Work instructions:
Below are some records; retype all of them exactly.

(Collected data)
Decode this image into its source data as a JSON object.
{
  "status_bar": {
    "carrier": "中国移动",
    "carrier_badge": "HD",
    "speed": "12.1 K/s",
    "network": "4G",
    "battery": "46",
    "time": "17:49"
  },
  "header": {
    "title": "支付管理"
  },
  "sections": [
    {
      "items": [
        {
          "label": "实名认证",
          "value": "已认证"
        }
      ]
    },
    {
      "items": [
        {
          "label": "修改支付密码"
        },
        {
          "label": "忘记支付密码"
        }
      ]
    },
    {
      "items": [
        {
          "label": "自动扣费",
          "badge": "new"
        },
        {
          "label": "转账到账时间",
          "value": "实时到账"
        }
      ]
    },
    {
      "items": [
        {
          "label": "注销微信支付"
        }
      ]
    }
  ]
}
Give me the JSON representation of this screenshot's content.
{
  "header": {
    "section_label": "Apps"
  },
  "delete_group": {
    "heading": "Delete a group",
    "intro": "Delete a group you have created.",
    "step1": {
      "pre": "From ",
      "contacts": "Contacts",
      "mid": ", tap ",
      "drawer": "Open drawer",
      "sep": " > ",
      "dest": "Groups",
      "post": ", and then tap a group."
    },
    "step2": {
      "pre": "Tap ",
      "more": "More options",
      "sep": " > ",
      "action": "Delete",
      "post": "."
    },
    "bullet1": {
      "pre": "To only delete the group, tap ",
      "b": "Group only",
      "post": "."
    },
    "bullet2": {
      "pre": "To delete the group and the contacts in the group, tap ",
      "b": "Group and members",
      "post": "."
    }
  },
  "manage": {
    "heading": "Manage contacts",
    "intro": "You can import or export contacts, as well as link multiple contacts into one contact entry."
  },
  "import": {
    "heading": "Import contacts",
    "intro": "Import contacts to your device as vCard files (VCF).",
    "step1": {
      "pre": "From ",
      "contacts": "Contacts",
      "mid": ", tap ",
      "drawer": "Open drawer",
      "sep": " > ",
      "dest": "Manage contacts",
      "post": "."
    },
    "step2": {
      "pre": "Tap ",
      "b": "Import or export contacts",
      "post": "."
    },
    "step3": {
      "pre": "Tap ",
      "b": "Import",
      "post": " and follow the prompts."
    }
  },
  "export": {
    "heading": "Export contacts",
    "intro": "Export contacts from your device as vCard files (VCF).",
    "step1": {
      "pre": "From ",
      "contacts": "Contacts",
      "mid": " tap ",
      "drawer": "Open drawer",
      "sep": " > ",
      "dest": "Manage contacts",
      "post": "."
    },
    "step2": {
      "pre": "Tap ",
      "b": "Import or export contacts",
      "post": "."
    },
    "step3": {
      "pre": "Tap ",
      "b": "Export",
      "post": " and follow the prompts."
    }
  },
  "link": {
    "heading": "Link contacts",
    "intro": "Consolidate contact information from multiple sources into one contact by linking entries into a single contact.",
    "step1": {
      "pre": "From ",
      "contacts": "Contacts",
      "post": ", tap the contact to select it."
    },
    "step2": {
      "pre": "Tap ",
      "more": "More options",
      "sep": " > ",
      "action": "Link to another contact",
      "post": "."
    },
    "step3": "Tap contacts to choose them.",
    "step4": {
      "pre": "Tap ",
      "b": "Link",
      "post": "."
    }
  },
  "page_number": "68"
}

Solved problem:
Decode this image into its source data as a JSON object.
{
  "status_bar": {
    "carrier": "中国移动",
    "carrier_badge": "HD",
    "speed": "12.1 K/s",
    "network": "4G",
    "battery": "46",
    "time": "17:49"
  },
  "header": {
    "title": "支付管理"
  },
  "sections": [
    {
      "items": [
        {
          "label": "实名认证",
          "value": "已认证"
        }
      ]
    },
    {
      "items": [
        {
          "label": "修改支付密码"
        },
        {
          "label": "忘记支付密码"
        }
      ]
    },
    {
      "items": [
        {
          "label": "自动扣费",
          "badge": "new"
        },
        {
          "label": "转账到账时间",
          "value": "实时到账"
        }
      ]
    },
    {
      "items": [
        {
          "label": "注销微信支付"
        }
      ]
    }
  ]
}
Give me the JSON representation of this screenshot's content.
{
  "header": {
    "section_label": "Apps"
  },
  "delete_group": {
    "heading": "Delete a group",
    "intro": "Delete a group you have created.",
    "step1": {
      "pre": "From ",
      "contacts": "Contacts",
      "mid": ", tap ",
      "drawer": "Open drawer",
      "sep": " > ",
      "dest": "Groups",
      "post": ", and then tap a group."
    },
    "step2": {
      "pre": "Tap ",
      "more": "More options",
      "sep": " > ",
      "action": "Delete",
      "post": "."
    },
    "bullet1": {
      "pre": "To only delete the group, tap ",
      "b": "Group only",
      "post": "."
    },
    "bullet2": {
      "pre": "To delete the group and the contacts in the group, tap ",
      "b": "Group and members",
      "post": "."
    }
  },
  "manage": {
    "heading": "Manage contacts",
    "intro": "You can import or export contacts, as well as link multiple contacts into one contact entry."
  },
  "import": {
    "heading": "Import contacts",
    "intro": "Import contacts to your device as vCard files (VCF).",
    "step1": {
      "pre": "From ",
      "contacts": "Contacts",
      "mid": ", tap ",
      "drawer": "Open drawer",
      "sep": " > ",
      "dest": "Manage contacts",
      "post": "."
    },
    "step2": {
      "pre": "Tap ",
      "b": "Import or export contacts",
      "post": "."
    },
    "step3": {
      "pre": "Tap ",
      "b": "Import",
      "post": " and follow the prompts."
    }
  },
  "export": {
    "heading": "Export contacts",
    "intro": "Export contacts from your device as vCard files (VCF).",
    "step1": {
      "pre": "From ",
      "contacts": "Contacts",
      "mid": " tap ",
      "drawer": "Open drawer",
      "sep": " > ",
      "dest": "Manage contacts",
      "post": "."
    },
    "step2": {
      "pre": "Tap ",
      "b": "Import or export contacts",
      "post": "."
    },
    "step3": {
      "pre": "Tap ",
      "b": "Export",
      "post": " and follow the prompts."
    }
  },
  "link": {
    "heading": "Link contacts",
    "intro": "Consolidate contact information from multiple sources into one contact by linking entries into a single contact.",
    "step1": {
      "pre": "From ",
      "contacts": "Contacts",
      "post": ", tap the contact to select it."
    },
    "step2": {
      "pre": "Tap ",
      "more": "More options",
      "sep": " > ",
      "action": "Link to another contact",
      "post": "."
    },
    "step3": "Tap contacts to choose them.",
    "step4": {
      "pre": "Tap ",
      "b": "Link",
      "post": "."
    }
  },
  "page_number": "68"
}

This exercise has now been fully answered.